— begin INFORMATION SHOWN —
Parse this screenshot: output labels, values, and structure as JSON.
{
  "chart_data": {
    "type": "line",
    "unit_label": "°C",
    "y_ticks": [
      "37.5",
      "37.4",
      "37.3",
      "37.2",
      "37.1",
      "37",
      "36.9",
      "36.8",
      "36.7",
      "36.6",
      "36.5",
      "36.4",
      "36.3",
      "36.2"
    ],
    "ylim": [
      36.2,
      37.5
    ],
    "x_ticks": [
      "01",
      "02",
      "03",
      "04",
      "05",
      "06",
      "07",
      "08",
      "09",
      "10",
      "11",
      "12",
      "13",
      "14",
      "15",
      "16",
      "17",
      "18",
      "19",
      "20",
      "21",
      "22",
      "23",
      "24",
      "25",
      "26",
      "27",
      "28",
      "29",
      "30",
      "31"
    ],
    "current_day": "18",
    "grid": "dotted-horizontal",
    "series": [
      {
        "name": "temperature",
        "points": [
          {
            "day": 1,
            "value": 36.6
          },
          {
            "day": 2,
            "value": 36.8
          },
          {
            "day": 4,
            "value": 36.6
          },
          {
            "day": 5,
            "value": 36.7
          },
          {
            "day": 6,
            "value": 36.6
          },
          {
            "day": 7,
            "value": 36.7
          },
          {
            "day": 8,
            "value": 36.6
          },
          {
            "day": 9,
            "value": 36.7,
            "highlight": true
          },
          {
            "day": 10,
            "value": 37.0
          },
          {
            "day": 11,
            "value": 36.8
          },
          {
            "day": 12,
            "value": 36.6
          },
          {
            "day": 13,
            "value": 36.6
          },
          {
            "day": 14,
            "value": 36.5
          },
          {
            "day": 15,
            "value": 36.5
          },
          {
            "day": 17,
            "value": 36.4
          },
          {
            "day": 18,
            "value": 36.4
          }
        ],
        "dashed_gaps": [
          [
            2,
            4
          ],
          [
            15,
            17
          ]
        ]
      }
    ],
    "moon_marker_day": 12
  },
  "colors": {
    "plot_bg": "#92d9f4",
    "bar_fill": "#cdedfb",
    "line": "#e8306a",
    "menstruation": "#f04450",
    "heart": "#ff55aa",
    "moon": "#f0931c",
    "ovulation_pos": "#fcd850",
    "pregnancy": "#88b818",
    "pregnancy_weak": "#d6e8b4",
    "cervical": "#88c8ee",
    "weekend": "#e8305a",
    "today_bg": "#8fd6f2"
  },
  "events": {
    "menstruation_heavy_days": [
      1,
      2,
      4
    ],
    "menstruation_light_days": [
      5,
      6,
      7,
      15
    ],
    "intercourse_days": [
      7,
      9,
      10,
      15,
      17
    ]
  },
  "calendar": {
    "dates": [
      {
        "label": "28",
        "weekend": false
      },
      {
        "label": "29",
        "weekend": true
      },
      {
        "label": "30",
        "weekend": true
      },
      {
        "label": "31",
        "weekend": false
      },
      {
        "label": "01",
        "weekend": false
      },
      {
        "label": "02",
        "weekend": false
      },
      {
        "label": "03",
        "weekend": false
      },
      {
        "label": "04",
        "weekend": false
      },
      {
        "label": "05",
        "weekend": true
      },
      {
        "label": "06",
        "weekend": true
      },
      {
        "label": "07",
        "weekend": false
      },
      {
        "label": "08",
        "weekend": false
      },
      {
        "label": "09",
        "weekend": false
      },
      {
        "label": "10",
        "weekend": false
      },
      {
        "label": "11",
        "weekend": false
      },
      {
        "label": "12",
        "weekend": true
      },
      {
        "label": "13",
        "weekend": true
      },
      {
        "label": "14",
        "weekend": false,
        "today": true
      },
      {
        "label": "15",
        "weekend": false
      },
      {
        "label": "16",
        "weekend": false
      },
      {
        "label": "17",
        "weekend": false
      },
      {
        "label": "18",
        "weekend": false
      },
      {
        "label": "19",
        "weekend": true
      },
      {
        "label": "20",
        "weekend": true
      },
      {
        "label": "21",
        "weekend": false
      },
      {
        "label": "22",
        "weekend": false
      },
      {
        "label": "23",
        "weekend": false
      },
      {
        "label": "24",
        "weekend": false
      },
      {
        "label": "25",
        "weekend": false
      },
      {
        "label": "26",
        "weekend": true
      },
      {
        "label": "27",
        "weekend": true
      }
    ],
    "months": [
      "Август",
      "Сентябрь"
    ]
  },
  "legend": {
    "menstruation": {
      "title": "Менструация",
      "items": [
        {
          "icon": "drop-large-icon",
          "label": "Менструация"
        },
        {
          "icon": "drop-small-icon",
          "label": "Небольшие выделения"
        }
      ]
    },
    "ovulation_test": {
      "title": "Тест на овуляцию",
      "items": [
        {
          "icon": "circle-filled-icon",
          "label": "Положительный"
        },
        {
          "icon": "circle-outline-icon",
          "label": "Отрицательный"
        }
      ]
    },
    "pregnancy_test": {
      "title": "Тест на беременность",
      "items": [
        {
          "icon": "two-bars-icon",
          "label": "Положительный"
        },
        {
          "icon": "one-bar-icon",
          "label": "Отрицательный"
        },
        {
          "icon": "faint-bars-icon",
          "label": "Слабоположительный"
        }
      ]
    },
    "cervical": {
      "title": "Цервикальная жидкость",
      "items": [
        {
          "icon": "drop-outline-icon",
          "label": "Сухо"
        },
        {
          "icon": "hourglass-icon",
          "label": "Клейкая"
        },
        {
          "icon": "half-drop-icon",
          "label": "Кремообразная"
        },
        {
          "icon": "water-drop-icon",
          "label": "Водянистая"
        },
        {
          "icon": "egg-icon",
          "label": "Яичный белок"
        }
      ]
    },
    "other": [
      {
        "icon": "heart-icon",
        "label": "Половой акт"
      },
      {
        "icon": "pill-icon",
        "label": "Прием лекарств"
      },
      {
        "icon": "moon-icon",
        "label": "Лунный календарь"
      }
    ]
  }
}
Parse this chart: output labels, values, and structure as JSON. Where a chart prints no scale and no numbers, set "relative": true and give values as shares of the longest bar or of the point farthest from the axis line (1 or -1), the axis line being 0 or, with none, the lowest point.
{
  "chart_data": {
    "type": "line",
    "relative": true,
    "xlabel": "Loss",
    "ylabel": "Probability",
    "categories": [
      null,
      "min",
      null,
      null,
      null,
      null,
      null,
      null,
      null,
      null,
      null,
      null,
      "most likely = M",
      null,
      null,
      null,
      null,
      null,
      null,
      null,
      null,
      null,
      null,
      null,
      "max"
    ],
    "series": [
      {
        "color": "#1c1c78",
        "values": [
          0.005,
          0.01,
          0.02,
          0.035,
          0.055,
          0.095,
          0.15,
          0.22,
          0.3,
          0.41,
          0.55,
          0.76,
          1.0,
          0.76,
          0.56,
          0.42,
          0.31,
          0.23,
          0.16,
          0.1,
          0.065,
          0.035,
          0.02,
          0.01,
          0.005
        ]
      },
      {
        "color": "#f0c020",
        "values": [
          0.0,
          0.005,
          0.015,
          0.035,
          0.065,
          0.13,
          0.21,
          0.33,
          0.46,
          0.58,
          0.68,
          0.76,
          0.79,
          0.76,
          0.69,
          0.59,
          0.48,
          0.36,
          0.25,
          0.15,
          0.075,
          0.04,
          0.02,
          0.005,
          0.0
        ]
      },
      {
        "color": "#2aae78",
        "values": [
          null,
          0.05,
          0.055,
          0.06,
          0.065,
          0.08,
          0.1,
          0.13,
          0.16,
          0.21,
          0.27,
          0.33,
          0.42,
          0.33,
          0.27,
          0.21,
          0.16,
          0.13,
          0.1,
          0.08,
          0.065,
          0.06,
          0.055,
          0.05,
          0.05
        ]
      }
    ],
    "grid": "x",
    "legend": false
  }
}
— end INFORMATION SHOWN —
Transcribe the entire listing above precisely.

Parse this screenshot: output labels, values, and structure as JSON.
{
  "chart_data": {
    "type": "line",
    "unit_label": "°C",
    "y_ticks": [
      "37.5",
      "37.4",
      "37.3",
      "37.2",
      "37.1",
      "37",
      "36.9",
      "36.8",
      "36.7",
      "36.6",
      "36.5",
      "36.4",
      "36.3",
      "36.2"
    ],
    "ylim": [
      36.2,
      37.5
    ],
    "x_ticks": [
      "01",
      "02",
      "03",
      "04",
      "05",
      "06",
      "07",
      "08",
      "09",
      "10",
      "11",
      "12",
      "13",
      "14",
      "15",
      "16",
      "17",
      "18",
      "19",
      "20",
      "21",
      "22",
      "23",
      "24",
      "25",
      "26",
      "27",
      "28",
      "29",
      "30",
      "31"
    ],
    "current_day": "18",
    "grid": "dotted-horizontal",
    "series": [
      {
        "name": "temperature",
        "points": [
          {
            "day": 1,
            "value": 36.6
          },
          {
            "day": 2,
            "value": 36.8
          },
          {
            "day": 4,
            "value": 36.6
          },
          {
            "day": 5,
            "value": 36.7
          },
          {
            "day": 6,
            "value": 36.6
          },
          {
            "day": 7,
            "value": 36.7
          },
          {
            "day": 8,
            "value": 36.6
          },
          {
            "day": 9,
            "value": 36.7,
            "highlight": true
          },
          {
            "day": 10,
            "value": 37.0
          },
          {
            "day": 11,
            "value": 36.8
          },
          {
            "day": 12,
            "value": 36.6
          },
          {
            "day": 13,
            "value": 36.6
          },
          {
            "day": 14,
            "value": 36.5
          },
          {
            "day": 15,
            "value": 36.5
          },
          {
            "day": 17,
            "value": 36.4
          },
          {
            "day": 18,
            "value": 36.4
          }
        ],
        "dashed_gaps": [
          [
            2,
            4
          ],
          [
            15,
            17
          ]
        ]
      }
    ],
    "moon_marker_day": 12
  },
  "colors": {
    "plot_bg": "#92d9f4",
    "bar_fill": "#cdedfb",
    "line": "#e8306a",
    "menstruation": "#f04450",
    "heart": "#ff55aa",
    "moon": "#f0931c",
    "ovulation_pos": "#fcd850",
    "pregnancy": "#88b818",
    "pregnancy_weak": "#d6e8b4",
    "cervical": "#88c8ee",
    "weekend": "#e8305a",
    "today_bg": "#8fd6f2"
  },
  "events": {
    "menstruation_heavy_days": [
      1,
      2,
      4
    ],
    "menstruation_light_days": [
      5,
      6,
      7,
      15
    ],
    "intercourse_days": [
      7,
      9,
      10,
      15,
      17
    ]
  },
  "calendar": {
    "dates": [
      {
        "label": "28",
        "weekend": false
      },
      {
        "label": "29",
        "weekend": true
      },
      {
        "label": "30",
        "weekend": true
      },
      {
        "label": "31",
        "weekend": false
      },
      {
        "label": "01",
        "weekend": false
      },
      {
        "label": "02",
        "weekend": false
      },
      {
        "label": "03",
        "weekend": false
      },
      {
        "label": "04",
        "weekend": false
      },
      {
        "label": "05",
        "weekend": true
      },
      {
        "label": "06",
        "weekend": true
      },
      {
        "label": "07",
        "weekend": false
      },
      {
        "label": "08",
        "weekend": false
      },
      {
        "label": "09",
        "weekend": false
      },
      {
        "label": "10",
        "weekend": false
      },
      {
        "label": "11",
        "weekend": false
      },
      {
        "label": "12",
        "weekend": true
      },
      {
        "label": "13",
        "weekend": true
      },
      {
        "label": "14",
        "weekend": false,
        "today": true
      },
      {
        "label": "15",
        "weekend": false
      },
      {
        "label": "16",
        "weekend": false
      },
      {
        "label": "17",
        "weekend": false
      },
      {
        "label": "18",
        "weekend": false
      },
      {
        "label": "19",
        "weekend": true
      },
      {
        "label": "20",
        "weekend": true
      },
      {
        "label": "21",
        "weekend": false
      },
      {
        "label": "22",
        "weekend": false
      },
      {
        "label": "23",
        "weekend": false
      },
      {
        "label": "24",
        "weekend": false
      },
      {
        "label": "25",
        "weekend": false
      },
      {
        "label": "26",
        "weekend": true
      },
      {
        "label": "27",
        "weekend": true
      }
    ],
    "months": [
      "Август",
      "Сентябрь"
    ]
  },
  "legend": {
    "menstruation": {
      "title": "Менструация",
      "items": [
        {
          "icon": "drop-large-icon",
          "label": "Менструация"
        },
        {
          "icon": "drop-small-icon",
          "label": "Небольшие выделения"
        }
      ]
    },
    "ovulation_test": {
      "title": "Тест на овуляцию",
      "items": [
        {
          "icon": "circle-filled-icon",
          "label": "Положительный"
        },
        {
          "icon": "circle-outline-icon",
          "label": "Отрицательный"
        }
      ]
    },
    "pregnancy_test": {
      "title": "Тест на беременность",
      "items": [
        {
          "icon": "two-bars-icon",
          "label": "Положительный"
        },
        {
          "icon": "one-bar-icon",
          "label": "Отрицательный"
        },
        {
          "icon": "faint-bars-icon",
          "label": "Слабоположительный"
        }
      ]
    },
    "cervical": {
      "title": "Цервикальная жидкость",
      "items": [
        {
          "icon": "drop-outline-icon",
          "label": "Сухо"
        },
        {
          "icon": "hourglass-icon",
          "label": "Клейкая"
        },
        {
          "icon": "half-drop-icon",
          "label": "Кремообразная"
        },
        {
          "icon": "water-drop-icon",
          "label": "Водянистая"
        },
        {
          "icon": "egg-icon",
          "label": "Яичный белок"
        }
      ]
    },
    "other": [
      {
        "icon": "heart-icon",
        "label": "Половой акт"
      },
      {
        "icon": "pill-icon",
        "label": "Прием лекарств"
      },
      {
        "icon": "moon-icon",
        "label": "Лунный календарь"
      }
    ]
  }
}
Parse this chart: output labels, values, and structure as JSON. Where a chart prints no scale and no numbers, set "relative": true and give values as shares of the longest bar or of the point farthest from the axis line (1 or -1), the axis line being 0 or, with none, the lowest point.
{
  "chart_data": {
    "type": "line",
    "relative": true,
    "xlabel": "Loss",
    "ylabel": "Probability",
    "categories": [
      null,
      "min",
      null,
      null,
      null,
      null,
      null,
      null,
      null,
      null,
      null,
      null,
      "most likely = M",
      null,
      null,
      null,
      null,
      null,
      null,
      null,
      null,
      null,
      null,
      null,
      "max"
    ],
    "series": [
      {
        "color": "#1c1c78",
        "values": [
          0.005,
          0.01,
          0.02,
          0.035,
          0.055,
          0.095,
          0.15,
          0.22,
          0.3,
          0.41,
          0.55,
          0.76,
          1.0,
          0.76,
          0.56,
          0.42,
          0.31,
          0.23,
          0.16,
          0.1,
          0.065,
          0.035,
          0.02,
          0.01,
          0.005
        ]
      },
      {
        "color": "#f0c020",
        "values": [
          0.0,
          0.005,
          0.015,
          0.035,
          0.065,
          0.13,
          0.21,
          0.33,
          0.46,
          0.58,
          0.68,
          0.76,
          0.79,
          0.76,
          0.69,
          0.59,
          0.48,
          0.36,
          0.25,
          0.15,
          0.075,
          0.04,
          0.02,
          0.005,
          0.0
        ]
      },
      {
        "color": "#2aae78",
        "values": [
          null,
          0.05,
          0.055,
          0.06,
          0.065,
          0.08,
          0.1,
          0.13,
          0.16,
          0.21,
          0.27,
          0.33,
          0.42,
          0.33,
          0.27,
          0.21,
          0.16,
          0.13,
          0.1,
          0.08,
          0.065,
          0.06,
          0.055,
          0.05,
          0.05
        ]
      }
    ],
    "grid": "x",
    "legend": false
  }
}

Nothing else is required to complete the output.